EXERCISE DETAILS: Quote each record exactly, please, leaving none out.

Recorded data
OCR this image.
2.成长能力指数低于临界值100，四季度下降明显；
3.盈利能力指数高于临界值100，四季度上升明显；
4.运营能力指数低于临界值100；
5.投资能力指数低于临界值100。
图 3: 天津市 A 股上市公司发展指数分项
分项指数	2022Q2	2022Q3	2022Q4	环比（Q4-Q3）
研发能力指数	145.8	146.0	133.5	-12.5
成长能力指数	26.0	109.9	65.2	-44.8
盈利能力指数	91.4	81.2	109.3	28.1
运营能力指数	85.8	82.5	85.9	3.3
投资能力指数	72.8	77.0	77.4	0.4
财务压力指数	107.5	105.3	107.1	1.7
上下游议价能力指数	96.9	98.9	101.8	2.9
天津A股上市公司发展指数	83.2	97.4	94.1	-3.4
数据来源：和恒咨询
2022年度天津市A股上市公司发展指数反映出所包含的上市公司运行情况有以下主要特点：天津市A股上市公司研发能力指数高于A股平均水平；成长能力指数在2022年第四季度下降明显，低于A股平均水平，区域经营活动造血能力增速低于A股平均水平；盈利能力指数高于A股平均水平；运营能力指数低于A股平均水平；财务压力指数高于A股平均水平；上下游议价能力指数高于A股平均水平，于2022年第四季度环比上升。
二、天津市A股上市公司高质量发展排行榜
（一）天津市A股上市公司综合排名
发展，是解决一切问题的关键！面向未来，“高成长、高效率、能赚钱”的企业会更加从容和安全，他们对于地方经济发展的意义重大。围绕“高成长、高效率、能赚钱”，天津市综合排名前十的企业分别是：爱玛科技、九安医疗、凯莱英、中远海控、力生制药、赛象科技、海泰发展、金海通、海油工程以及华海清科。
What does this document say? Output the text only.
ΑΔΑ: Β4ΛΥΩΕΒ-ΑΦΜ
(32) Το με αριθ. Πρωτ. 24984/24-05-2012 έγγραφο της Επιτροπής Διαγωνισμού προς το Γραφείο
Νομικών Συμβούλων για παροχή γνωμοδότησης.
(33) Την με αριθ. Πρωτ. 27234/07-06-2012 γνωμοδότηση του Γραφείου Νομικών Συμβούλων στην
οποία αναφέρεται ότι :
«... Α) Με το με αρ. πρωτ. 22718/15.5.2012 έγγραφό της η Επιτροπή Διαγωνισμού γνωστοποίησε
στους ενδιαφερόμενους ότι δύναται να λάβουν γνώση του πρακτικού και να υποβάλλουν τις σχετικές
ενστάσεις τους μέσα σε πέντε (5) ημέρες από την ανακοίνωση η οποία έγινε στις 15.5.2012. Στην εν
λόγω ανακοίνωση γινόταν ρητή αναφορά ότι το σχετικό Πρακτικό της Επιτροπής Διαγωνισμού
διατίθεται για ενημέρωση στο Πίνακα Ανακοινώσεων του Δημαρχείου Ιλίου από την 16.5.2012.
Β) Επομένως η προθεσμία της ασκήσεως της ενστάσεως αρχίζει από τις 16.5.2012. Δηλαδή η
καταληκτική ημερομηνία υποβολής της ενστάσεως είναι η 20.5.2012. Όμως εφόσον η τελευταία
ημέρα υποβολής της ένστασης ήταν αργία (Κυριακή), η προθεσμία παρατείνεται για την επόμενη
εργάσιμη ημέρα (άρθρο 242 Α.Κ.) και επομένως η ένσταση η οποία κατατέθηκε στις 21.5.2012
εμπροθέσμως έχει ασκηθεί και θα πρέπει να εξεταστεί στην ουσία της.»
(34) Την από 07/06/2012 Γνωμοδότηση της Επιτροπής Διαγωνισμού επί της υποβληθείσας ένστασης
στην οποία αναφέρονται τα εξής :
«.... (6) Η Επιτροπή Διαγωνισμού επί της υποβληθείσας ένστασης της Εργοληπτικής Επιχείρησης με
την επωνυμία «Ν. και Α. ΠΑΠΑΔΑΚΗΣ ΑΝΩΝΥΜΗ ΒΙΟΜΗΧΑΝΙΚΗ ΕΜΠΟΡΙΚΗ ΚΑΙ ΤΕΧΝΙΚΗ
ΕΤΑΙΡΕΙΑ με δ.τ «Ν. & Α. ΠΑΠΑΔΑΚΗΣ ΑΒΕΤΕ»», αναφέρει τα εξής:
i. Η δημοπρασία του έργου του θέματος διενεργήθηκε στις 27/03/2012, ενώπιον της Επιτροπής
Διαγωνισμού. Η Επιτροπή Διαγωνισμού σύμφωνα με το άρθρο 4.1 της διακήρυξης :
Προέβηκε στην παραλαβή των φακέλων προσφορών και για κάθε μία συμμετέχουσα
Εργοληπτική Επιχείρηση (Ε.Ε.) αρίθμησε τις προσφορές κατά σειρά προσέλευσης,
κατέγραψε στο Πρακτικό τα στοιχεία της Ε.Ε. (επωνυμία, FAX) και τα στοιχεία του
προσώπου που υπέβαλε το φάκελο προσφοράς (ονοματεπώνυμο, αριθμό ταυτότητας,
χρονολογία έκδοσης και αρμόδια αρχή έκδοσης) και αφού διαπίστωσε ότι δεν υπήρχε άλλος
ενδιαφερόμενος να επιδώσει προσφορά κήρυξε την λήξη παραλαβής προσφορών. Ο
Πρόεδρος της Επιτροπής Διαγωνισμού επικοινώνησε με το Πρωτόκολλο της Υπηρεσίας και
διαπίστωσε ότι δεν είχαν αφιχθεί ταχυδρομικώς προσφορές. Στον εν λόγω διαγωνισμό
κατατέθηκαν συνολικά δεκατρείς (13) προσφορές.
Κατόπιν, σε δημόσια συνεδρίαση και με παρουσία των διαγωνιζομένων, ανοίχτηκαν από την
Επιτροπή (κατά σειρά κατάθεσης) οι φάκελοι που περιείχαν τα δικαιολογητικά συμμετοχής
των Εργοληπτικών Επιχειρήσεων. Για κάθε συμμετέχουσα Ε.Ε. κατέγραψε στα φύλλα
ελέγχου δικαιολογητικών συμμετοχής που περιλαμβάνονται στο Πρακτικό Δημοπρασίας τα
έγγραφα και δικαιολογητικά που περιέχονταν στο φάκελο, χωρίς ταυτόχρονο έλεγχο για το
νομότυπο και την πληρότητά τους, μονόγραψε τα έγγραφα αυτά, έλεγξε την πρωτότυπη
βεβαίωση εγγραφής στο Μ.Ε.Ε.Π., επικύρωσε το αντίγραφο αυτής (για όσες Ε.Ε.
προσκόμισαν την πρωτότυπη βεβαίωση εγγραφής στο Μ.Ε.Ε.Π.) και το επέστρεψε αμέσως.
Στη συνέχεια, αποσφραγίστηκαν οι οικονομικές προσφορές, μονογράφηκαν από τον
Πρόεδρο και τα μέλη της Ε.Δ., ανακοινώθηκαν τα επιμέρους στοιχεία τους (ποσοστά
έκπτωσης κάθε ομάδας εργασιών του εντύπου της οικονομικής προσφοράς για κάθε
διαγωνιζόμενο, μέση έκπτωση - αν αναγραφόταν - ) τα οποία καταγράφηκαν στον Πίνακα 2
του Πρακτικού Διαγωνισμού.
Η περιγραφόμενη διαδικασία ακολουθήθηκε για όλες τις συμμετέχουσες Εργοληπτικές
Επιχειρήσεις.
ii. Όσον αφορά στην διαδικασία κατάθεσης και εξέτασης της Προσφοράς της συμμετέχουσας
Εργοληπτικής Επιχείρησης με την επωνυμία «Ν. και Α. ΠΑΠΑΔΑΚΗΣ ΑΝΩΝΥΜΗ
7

SOLUTION TO THIS TASK:
OCR this image.
2.成长能力指数低于临界值100，四季度下降明显；
3.盈利能力指数高于临界值100，四季度上升明显；
4.运营能力指数低于临界值100；
5.投资能力指数低于临界值100。
图 3: 天津市 A 股上市公司发展指数分项
分项指数	2022Q2	2022Q3	2022Q4	环比（Q4-Q3）
研发能力指数	145.8	146.0	133.5	-12.5
成长能力指数	26.0	109.9	65.2	-44.8
盈利能力指数	91.4	81.2	109.3	28.1
运营能力指数	85.8	82.5	85.9	3.3
投资能力指数	72.8	77.0	77.4	0.4
财务压力指数	107.5	105.3	107.1	1.7
上下游议价能力指数	96.9	98.9	101.8	2.9
天津A股上市公司发展指数	83.2	97.4	94.1	-3.4
数据来源：和恒咨询
2022年度天津市A股上市公司发展指数反映出所包含的上市公司运行情况有以下主要特点：天津市A股上市公司研发能力指数高于A股平均水平；成长能力指数在2022年第四季度下降明显，低于A股平均水平，区域经营活动造血能力增速低于A股平均水平；盈利能力指数高于A股平均水平；运营能力指数低于A股平均水平；财务压力指数高于A股平均水平；上下游议价能力指数高于A股平均水平，于2022年第四季度环比上升。
二、天津市A股上市公司高质量发展排行榜
（一）天津市A股上市公司综合排名
发展，是解决一切问题的关键！面向未来，“高成长、高效率、能赚钱”的企业会更加从容和安全，他们对于地方经济发展的意义重大。围绕“高成长、高效率、能赚钱”，天津市综合排名前十的企业分别是：爱玛科技、九安医疗、凯莱英、中远海控、力生制药、赛象科技、海泰发展、金海通、海油工程以及华海清科。
What does this document say? Output the text only.
ΑΔΑ: Β4ΛΥΩΕΒ-ΑΦΜ
(32) Το με αριθ. Πρωτ. 24984/24-05-2012 έγγραφο της Επιτροπής Διαγωνισμού προς το Γραφείο
Νομικών Συμβούλων για παροχή γνωμοδότησης.
(33) Την με αριθ. Πρωτ. 27234/07-06-2012 γνωμοδότηση του Γραφείου Νομικών Συμβούλων στην
οποία αναφέρεται ότι :
«... Α) Με το με αρ. πρωτ. 22718/15.5.2012 έγγραφό της η Επιτροπή Διαγωνισμού γνωστοποίησε
στους ενδιαφερόμενους ότι δύναται να λάβουν γνώση του πρακτικού και να υποβάλλουν τις σχετικές
ενστάσεις τους μέσα σε πέντε (5) ημέρες από την ανακοίνωση η οποία έγινε στις 15.5.2012. Στην εν
λόγω ανακοίνωση γινόταν ρητή αναφορά ότι το σχετικό Πρακτικό της Επιτροπής Διαγωνισμού
διατίθεται για ενημέρωση στο Πίνακα Ανακοινώσεων του Δημαρχείου Ιλίου από την 16.5.2012.
Β) Επομένως η προθεσμία της ασκήσεως της ενστάσεως αρχίζει από τις 16.5.2012. Δηλαδή η
καταληκτική ημερομηνία υποβολής της ενστάσεως είναι η 20.5.2012. Όμως εφόσον η τελευταία
ημέρα υποβολής της ένστασης ήταν αργία (Κυριακή), η προθεσμία παρατείνεται για την επόμενη
εργάσιμη ημέρα (άρθρο 242 Α.Κ.) και επομένως η ένσταση η οποία κατατέθηκε στις 21.5.2012
εμπροθέσμως έχει ασκηθεί και θα πρέπει να εξεταστεί στην ουσία της.»
(34) Την από 07/06/2012 Γνωμοδότηση της Επιτροπής Διαγωνισμού επί της υποβληθείσας ένστασης
στην οποία αναφέρονται τα εξής :
«.... (6) Η Επιτροπή Διαγωνισμού επί της υποβληθείσας ένστασης της Εργοληπτικής Επιχείρησης με
την επωνυμία «Ν. και Α. ΠΑΠΑΔΑΚΗΣ ΑΝΩΝΥΜΗ ΒΙΟΜΗΧΑΝΙΚΗ ΕΜΠΟΡΙΚΗ ΚΑΙ ΤΕΧΝΙΚΗ
ΕΤΑΙΡΕΙΑ με δ.τ «Ν. & Α. ΠΑΠΑΔΑΚΗΣ ΑΒΕΤΕ»», αναφέρει τα εξής:
i. Η δημοπρασία του έργου του θέματος διενεργήθηκε στις 27/03/2012, ενώπιον της Επιτροπής
Διαγωνισμού. Η Επιτροπή Διαγωνισμού σύμφωνα με το άρθρο 4.1 της διακήρυξης :
Προέβηκε στην παραλαβή των φακέλων προσφορών και για κάθε μία συμμετέχουσα
Εργοληπτική Επιχείρηση (Ε.Ε.) αρίθμησε τις προσφορές κατά σειρά προσέλευσης,
κατέγραψε στο Πρακτικό τα στοιχεία της Ε.Ε. (επωνυμία, FAX) και τα στοιχεία του
προσώπου που υπέβαλε το φάκελο προσφοράς (ονοματεπώνυμο, αριθμό ταυτότητας,
χρονολογία έκδοσης και αρμόδια αρχή έκδοσης) και αφού διαπίστωσε ότι δεν υπήρχε άλλος
ενδιαφερόμενος να επιδώσει προσφορά κήρυξε την λήξη παραλαβής προσφορών. Ο
Πρόεδρος της Επιτροπής Διαγωνισμού επικοινώνησε με το Πρωτόκολλο της Υπηρεσίας και
διαπίστωσε ότι δεν είχαν αφιχθεί ταχυδρομικώς προσφορές. Στον εν λόγω διαγωνισμό
κατατέθηκαν συνολικά δεκατρείς (13) προσφορές.
Κατόπιν, σε δημόσια συνεδρίαση και με παρουσία των διαγωνιζομένων, ανοίχτηκαν από την
Επιτροπή (κατά σειρά κατάθεσης) οι φάκελοι που περιείχαν τα δικαιολογητικά συμμετοχής
των Εργοληπτικών Επιχειρήσεων. Για κάθε συμμετέχουσα Ε.Ε. κατέγραψε στα φύλλα
ελέγχου δικαιολογητικών συμμετοχής που περιλαμβάνονται στο Πρακτικό Δημοπρασίας τα
έγγραφα και δικαιολογητικά που περιέχονταν στο φάκελο, χωρίς ταυτόχρονο έλεγχο για το
νομότυπο και την πληρότητά τους, μονόγραψε τα έγγραφα αυτά, έλεγξε την πρωτότυπη
βεβαίωση εγγραφής στο Μ.Ε.Ε.Π., επικύρωσε το αντίγραφο αυτής (για όσες Ε.Ε.
προσκόμισαν την πρωτότυπη βεβαίωση εγγραφής στο Μ.Ε.Ε.Π.) και το επέστρεψε αμέσως.
Στη συνέχεια, αποσφραγίστηκαν οι οικονομικές προσφορές, μονογράφηκαν από τον
Πρόεδρο και τα μέλη της Ε.Δ., ανακοινώθηκαν τα επιμέρους στοιχεία τους (ποσοστά
έκπτωσης κάθε ομάδας εργασιών του εντύπου της οικονομικής προσφοράς για κάθε
διαγωνιζόμενο, μέση έκπτωση - αν αναγραφόταν - ) τα οποία καταγράφηκαν στον Πίνακα 2
του Πρακτικού Διαγωνισμού.
Η περιγραφόμενη διαδικασία ακολουθήθηκε για όλες τις συμμετέχουσες Εργοληπτικές
Επιχειρήσεις.
ii. Όσον αφορά στην διαδικασία κατάθεσης και εξέτασης της Προσφοράς της συμμετέχουσας
Εργοληπτικής Επιχείρησης με την επωνυμία «Ν. και Α. ΠΑΠΑΔΑΚΗΣ ΑΝΩΝΥΜΗ
7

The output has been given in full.